Exercise aim:
Can you reproduce everything from the start of the records down through the line containing "legend-marker bbox=[513, 336, 519, 342]", substituting "y-tick-text" for every "y-tick-label" and leaving all else unchanged?
** begin Source data **
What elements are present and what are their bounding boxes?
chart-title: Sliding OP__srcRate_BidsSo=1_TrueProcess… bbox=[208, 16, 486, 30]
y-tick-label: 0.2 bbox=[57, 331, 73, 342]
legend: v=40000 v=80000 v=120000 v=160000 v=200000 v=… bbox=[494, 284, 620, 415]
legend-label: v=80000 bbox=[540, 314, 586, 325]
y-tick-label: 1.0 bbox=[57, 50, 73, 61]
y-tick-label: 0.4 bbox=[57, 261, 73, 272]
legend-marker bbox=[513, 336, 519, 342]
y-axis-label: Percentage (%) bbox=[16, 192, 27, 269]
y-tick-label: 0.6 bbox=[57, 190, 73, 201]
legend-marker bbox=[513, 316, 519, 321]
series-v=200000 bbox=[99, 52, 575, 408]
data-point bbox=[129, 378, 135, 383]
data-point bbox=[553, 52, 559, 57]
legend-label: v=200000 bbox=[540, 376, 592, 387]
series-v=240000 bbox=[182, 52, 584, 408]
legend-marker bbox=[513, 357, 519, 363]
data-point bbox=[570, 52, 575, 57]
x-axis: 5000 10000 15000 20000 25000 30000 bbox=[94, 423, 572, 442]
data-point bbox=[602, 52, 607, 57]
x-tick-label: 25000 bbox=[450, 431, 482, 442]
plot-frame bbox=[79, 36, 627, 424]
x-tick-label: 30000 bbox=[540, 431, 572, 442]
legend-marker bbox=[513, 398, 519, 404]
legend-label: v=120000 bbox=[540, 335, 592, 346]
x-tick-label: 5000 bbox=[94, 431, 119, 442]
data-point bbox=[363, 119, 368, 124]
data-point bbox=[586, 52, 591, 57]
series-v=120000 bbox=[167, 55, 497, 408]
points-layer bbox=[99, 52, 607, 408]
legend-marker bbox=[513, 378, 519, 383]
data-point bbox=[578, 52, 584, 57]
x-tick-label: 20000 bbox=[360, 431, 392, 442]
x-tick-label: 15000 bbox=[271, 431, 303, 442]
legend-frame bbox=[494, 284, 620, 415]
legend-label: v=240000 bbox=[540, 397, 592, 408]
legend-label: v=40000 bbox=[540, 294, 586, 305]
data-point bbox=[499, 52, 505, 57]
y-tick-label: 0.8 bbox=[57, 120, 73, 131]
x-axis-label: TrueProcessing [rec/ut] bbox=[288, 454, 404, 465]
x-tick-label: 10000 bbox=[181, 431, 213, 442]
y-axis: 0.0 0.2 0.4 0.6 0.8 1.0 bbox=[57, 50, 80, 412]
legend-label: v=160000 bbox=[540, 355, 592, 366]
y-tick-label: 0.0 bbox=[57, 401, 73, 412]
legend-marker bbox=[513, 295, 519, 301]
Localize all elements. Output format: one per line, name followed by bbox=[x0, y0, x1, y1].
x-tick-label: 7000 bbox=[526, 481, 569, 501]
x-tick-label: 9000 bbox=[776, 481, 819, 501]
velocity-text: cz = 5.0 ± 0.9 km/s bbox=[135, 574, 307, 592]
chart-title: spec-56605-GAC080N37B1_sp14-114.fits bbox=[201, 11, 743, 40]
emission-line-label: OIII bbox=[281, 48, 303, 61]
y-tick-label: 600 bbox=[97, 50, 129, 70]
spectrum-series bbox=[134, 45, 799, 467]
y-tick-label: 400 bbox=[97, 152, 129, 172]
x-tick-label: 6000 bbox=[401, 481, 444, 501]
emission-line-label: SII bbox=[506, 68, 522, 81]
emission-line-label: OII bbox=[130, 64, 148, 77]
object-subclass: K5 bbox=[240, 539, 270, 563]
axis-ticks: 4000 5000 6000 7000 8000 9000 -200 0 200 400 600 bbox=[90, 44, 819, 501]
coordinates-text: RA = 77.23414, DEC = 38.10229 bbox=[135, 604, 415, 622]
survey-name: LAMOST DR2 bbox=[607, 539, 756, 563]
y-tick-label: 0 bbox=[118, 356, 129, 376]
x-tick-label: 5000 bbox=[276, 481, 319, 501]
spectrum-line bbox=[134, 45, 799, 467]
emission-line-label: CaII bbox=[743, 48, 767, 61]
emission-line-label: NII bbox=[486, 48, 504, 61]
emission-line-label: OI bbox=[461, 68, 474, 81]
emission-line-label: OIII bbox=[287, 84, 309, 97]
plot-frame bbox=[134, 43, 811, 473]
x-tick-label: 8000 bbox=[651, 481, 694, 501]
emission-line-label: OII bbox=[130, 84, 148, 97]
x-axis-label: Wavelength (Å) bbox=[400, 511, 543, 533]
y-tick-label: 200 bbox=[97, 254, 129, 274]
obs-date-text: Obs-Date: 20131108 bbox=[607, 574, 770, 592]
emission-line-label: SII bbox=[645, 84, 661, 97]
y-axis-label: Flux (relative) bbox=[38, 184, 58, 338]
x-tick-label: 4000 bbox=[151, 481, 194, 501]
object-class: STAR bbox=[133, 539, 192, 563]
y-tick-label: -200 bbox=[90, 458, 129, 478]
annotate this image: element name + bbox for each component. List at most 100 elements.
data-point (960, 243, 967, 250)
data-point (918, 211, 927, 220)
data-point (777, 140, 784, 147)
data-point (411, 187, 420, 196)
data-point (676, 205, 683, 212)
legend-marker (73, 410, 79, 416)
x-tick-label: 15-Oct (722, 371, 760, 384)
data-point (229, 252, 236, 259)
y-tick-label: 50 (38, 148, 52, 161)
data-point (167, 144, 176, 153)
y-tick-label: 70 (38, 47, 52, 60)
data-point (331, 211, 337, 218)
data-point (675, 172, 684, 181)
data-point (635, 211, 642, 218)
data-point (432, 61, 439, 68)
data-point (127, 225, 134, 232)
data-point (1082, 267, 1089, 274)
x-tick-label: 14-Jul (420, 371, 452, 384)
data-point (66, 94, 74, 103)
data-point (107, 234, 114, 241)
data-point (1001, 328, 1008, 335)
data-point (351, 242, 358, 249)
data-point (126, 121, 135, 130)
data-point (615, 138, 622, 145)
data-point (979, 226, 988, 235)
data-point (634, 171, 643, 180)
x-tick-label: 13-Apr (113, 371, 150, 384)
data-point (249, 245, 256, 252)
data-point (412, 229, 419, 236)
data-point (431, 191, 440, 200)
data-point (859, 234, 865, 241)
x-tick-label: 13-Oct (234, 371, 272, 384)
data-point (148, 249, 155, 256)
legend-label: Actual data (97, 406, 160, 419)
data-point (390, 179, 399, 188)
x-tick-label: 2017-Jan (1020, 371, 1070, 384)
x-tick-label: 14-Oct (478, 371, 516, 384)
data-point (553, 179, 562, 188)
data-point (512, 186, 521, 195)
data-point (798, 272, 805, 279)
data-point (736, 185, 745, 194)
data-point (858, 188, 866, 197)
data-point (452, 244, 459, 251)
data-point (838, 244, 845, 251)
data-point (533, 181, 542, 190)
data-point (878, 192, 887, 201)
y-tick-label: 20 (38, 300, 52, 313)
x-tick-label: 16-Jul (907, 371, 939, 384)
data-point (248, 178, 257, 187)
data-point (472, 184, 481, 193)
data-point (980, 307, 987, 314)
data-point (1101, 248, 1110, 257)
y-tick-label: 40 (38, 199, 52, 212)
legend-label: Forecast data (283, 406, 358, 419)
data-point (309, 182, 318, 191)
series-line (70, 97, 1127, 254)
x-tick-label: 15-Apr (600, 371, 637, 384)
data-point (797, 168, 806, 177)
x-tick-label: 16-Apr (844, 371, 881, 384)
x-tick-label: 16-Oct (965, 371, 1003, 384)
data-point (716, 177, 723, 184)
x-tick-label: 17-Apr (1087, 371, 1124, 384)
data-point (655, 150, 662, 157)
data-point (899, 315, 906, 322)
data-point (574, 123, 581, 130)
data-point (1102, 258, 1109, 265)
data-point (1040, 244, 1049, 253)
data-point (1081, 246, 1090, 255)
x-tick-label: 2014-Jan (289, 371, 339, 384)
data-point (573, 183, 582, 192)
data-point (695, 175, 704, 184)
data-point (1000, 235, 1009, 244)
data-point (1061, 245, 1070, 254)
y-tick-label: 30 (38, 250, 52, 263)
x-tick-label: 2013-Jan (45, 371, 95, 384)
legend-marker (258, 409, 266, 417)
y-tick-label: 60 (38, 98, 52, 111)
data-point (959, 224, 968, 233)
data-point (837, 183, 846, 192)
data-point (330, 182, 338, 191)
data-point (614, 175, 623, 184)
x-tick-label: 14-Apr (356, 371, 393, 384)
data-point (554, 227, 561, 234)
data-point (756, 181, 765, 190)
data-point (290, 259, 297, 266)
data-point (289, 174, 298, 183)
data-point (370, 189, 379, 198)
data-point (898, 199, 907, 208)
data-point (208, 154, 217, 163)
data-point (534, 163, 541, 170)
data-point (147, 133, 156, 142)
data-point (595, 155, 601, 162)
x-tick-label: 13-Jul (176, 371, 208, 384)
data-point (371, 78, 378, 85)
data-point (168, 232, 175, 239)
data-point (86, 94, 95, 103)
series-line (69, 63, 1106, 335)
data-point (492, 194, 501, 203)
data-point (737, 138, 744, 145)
** end Source data **
Output below:
What elements are present and what are their bounding boxes?
chart-title: Sliding OP__srcRate_BidsSo=1_TrueProcess… bbox=[208, 16, 486, 30]
y-tick-text: 0.2 bbox=[57, 331, 73, 342]
legend: v=40000 v=80000 v=120000 v=160000 v=200000 v=… bbox=[494, 284, 620, 415]
legend-label: v=80000 bbox=[540, 314, 586, 325]
y-tick-text: 1.0 bbox=[57, 50, 73, 61]
y-tick-text: 0.4 bbox=[57, 261, 73, 272]
legend-marker bbox=[513, 336, 519, 342]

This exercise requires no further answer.